**STATED TASK**
Copy out every line of the records where the string "this" occurs.
--- START AVAILABLE DATA ---
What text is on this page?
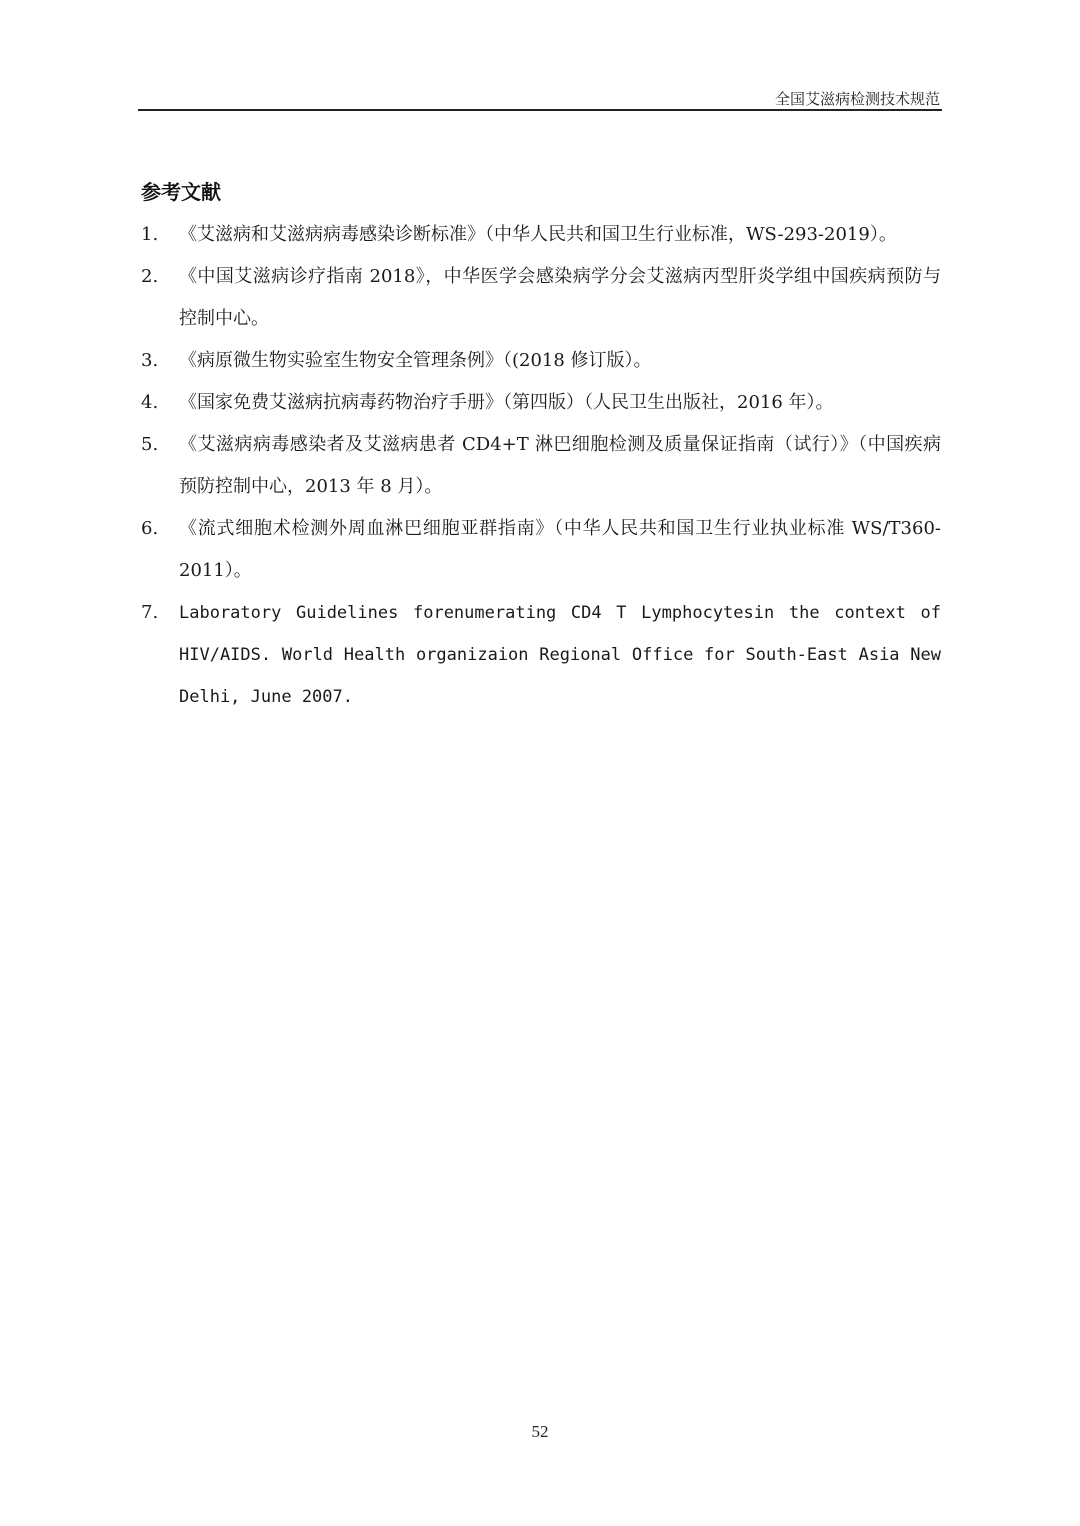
全国艾滋病检测技术规范
参考文献
1.	《艾滋病和艾滋病病毒感染诊断标准》（中华人民共和国卫生行业标准，WS-293-2019）。
2.	《中国艾滋病诊疗指南 2018》，中华医学会感染病学分会艾滋病丙型肝炎学组中国疾病预防与控制中心。
3.	《病原微生物实验室生物安全管理条例》（(2018 修订版）。
4.	《国家免费艾滋病抗病毒药物治疗手册》（第四版）（人民卫生出版社，2016 年）。
5.	《艾滋病病毒感染者及艾滋病患者 CD4+T 淋巴细胞检测及质量保证指南（试行）》（中国疾病预防控制中心，2013 年 8 月）。
6.	《流式细胞术检测外周血淋巴细胞亚群指南》（中华人民共和国卫生行业执业标准 WS/T360-2011）。
7.	Laboratory Guidelines forenumerating CD4 T Lymphocytesin the context of HIV/AIDS. World Health organizaion Regional Office for South-East Asia New Delhi, June 2007.
52
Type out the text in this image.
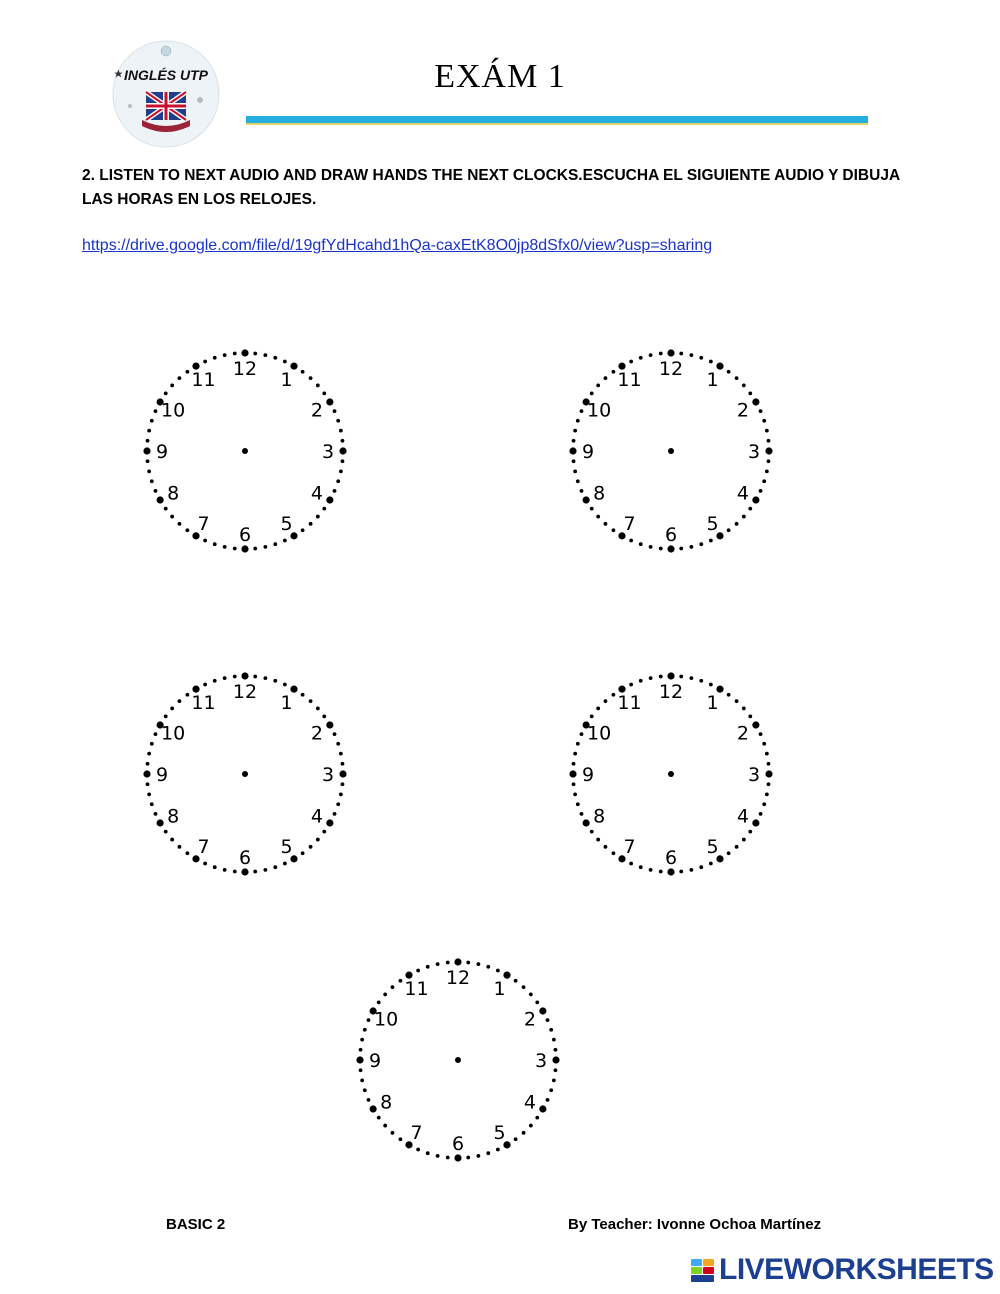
INGLÉS UTP	EXÁM 1
2. LISTEN TO NEXT AUDIO AND DRAW HANDS THE NEXT CLOCKS.ESCUCHA EL SIGUIENTE AUDIO Y DIBUJA LAS HORAS EN LOS RELOJES.
https://drive.google.com/file/d/19gfYdHcahd1hQa-caxEtK8O0jp8dSfx0/view?usp=sharing
12
1
2
3
4
5
6
7
8
9
10
11
12
1
2
3
4
5
6
7
8
9
10
11
12
1
2
3
4
5
6
7
8
9
10
11
12
1
2
3
4
5
6
7
8
9
10
11
12
1
2
3
4
5
6
7
8
9
10
11
BASIC 2	By Teacher: Ivonne Ochoa Martínez
LIVEWORKSHEETS
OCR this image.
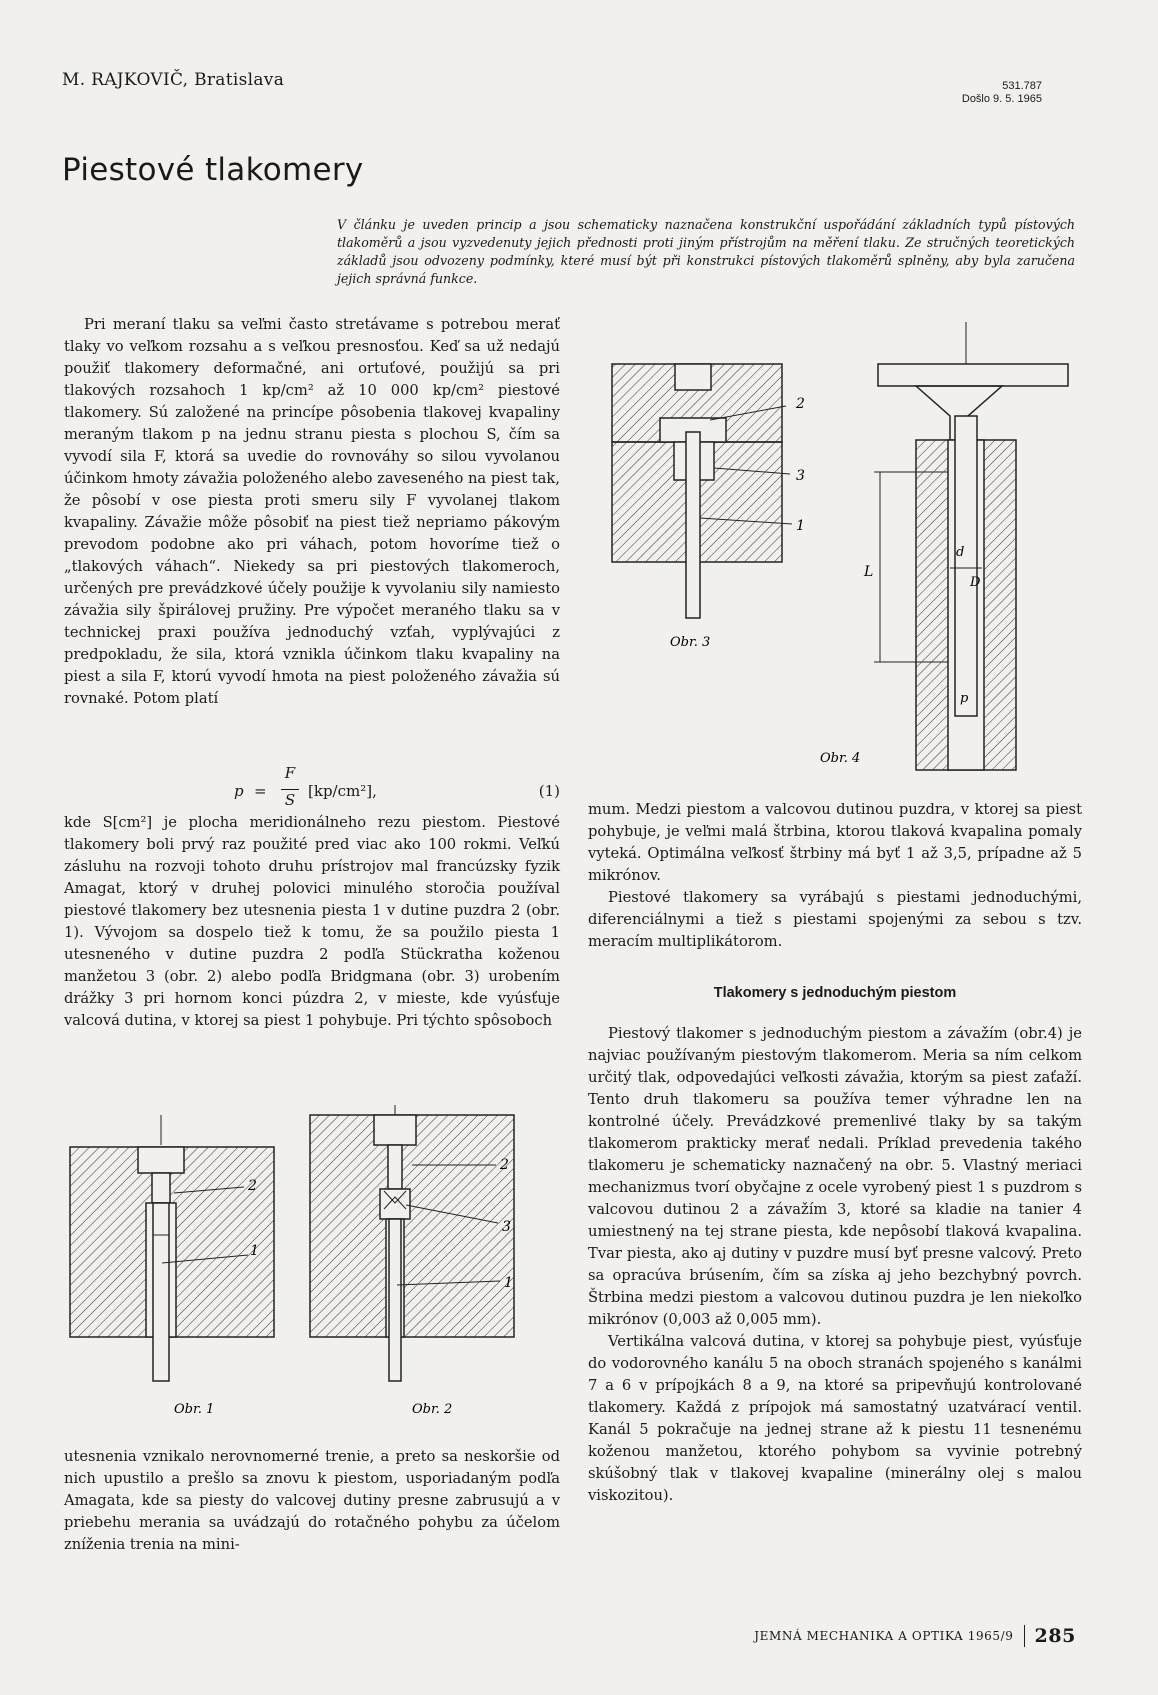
M. RAJKOVIČ, Bratislava	531.787
Došlo 9. 5. 1965
Piestové tlakomery
V článku je uveden princip a jsou schematicky naznačena konstrukční uspořádání základních typů pístových tlakoměrů a jsou vyzvedenuty jejich přednosti proti jiným přístrojům na měření tlaku. Ze stručných teoretických základů jsou odvozeny podmínky, které musí být při konstrukci pístových tlakoměrů splněny, aby byla zaručena jejich správná funkce.

Pri meraní tlaku sa veľmi často stretávame s potrebou merať tlaky vo veľkom rozsahu a s veľkou presnosťou. Keď sa už nedajú použiť tlakomery deformačné, ani ortuťové, použijú sa pri tlakových rozsahoch 1 kp/cm² až 10 000 kp/cm² piestové tlakomery. Sú založené na princípe pôsobenia tlakovej kvapaliny meraným tlakom p na jednu stranu piesta s plochou S, čím sa vyvodí sila F, ktorá sa uvedie do rovnováhy so silou vyvolanou účinkom hmoty závažia položeného alebo zaveseného na piest tak, že pôsobí v ose piesta proti smeru sily F vyvolanej tlakom kvapaliny. Závažie môže pôsobiť na piest tiež nepriamo pákovým prevodom podobne ako pri váhach, potom hovoríme tiež o „tlakových váhach“. Niekedy sa pri piestových tlakomeroch, určených pre prevádzkové účely použije k vyvolaniu sily namiesto závažia sily špirálovej pružiny. Pre výpočet meraného tlaku sa v technickej praxi používa jednoduchý vzťah, vyplývajúci z predpokladu, že sila, ktorá vznikla účinkom tlaku kvapaliny na piest a sila F, ktorú vyvodí hmota na piest položeného závažia sú rovnaké. Potom platí

p =
F
S [kp/cm²],	(1)

kde S[cm²] je plocha meridionálneho rezu piestom. Piestové tlakomery boli prvý raz použité pred viac ako 100 rokmi. Veľkú zásluhu na rozvoji tohoto druhu prístrojov mal francúzsky fyzik Amagat, ktorý v druhej polovici minulého storočia používal piestové tlakomery bez utesnenia piesta 1 v dutine puzdra 2 (obr. 1). Vývojom sa dospelo tiež k tomu, že sa použilo piesta 1 utesneného v dutine puzdra 2 podľa Stückratha koženou manžetou 3 (obr. 2) alebo podľa Bridgmana (obr. 3) urobením drážky 3 pri hornom konci púzdra 2, v mieste, kde vyúsťuje valcová dutina, v ktorej sa piest 1 pohybuje. Pri týchto spôsoboch

2
1
2
3
1
Obr. 1	Obr. 2

utesnenia vznikalo nerovnomerné trenie, a preto sa neskoršie od nich upustilo a prešlo sa znovu k piestom, usporiadaným podľa Amagata, kde sa piesty do valcovej dutiny presne zabrusujú a v priebehu merania sa uvádzajú do rotačného pohybu za účelom zníženia trenia na mini-

2
3
1
Obr. 3
L
d
D
p
Obr. 4

mum. Medzi piestom a valcovou dutinou puzdra, v ktorej sa piest pohybuje, je veľmi malá štrbina, ktorou tlaková kvapalina pomaly vyteká. Optimálna veľkosť štrbiny má byť 1 až 3,5, prípadne až 5 mikrónov.

Piestové tlakomery sa vyrábajú s piestami jednoduchými, diferenciálnymi a tiež s piestami spojenými za sebou s tzv. meracím multiplikátorom.

Tlakomery s jednoduchým piestom

Piestový tlakomer s jednoduchým piestom a závažím (obr.4) je najviac používaným piestovým tlakomerom. Meria sa ním celkom určitý tlak, odpovedajúci veľkosti závažia, ktorým sa piest zaťaží. Tento druh tlakomeru sa používa temer výhradne len na kontrolné účely. Prevádzkové premenlivé tlaky by sa takým tlakomerom prakticky merať nedali. Príklad prevedenia takého tlakomeru je schematicky naznačený na obr. 5. Vlastný meriaci mechanizmus tvorí obyčajne z ocele vyrobený piest 1 s puzdrom s valcovou dutinou 2 a závažím 3, ktoré sa kladie na tanier 4 umiestnený na tej strane piesta, kde nepôsobí tlaková kvapalina. Tvar piesta, ako aj dutiny v puzdre musí byť presne valcový. Preto sa opracúva brúsením, čím sa získa aj jeho bezchybný povrch. Štrbina medzi piestom a valcovou dutinou puzdra je len niekoľko mikrónov (0,003 až 0,005 mm).

Vertikálna valcová dutina, v ktorej sa pohybuje piest, vyúsťuje do vodorovného kanálu 5 na oboch stranách spojeného s kanálmi 7 a 6 v prípojkách 8 a 9, na ktoré sa pripevňujú kontrolované tlakomery. Každá z prípojok má samostatný uzatvárací ventil. Kanál 5 pokračuje na jednej strane až k piestu 11 tesnenému koženou manžetou, ktorého pohybom sa vyvinie potrebný skúšobný tlak v tlakovej kvapaline (minerálny olej s malou viskozitou).

JEMNÁ MECHANIKA A OPTIKA 1965/9 285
--- END AVAILABLE DATA ---
**RESULT BELOW**
What text is on this page?
Type out the text in this image.
OCR this image.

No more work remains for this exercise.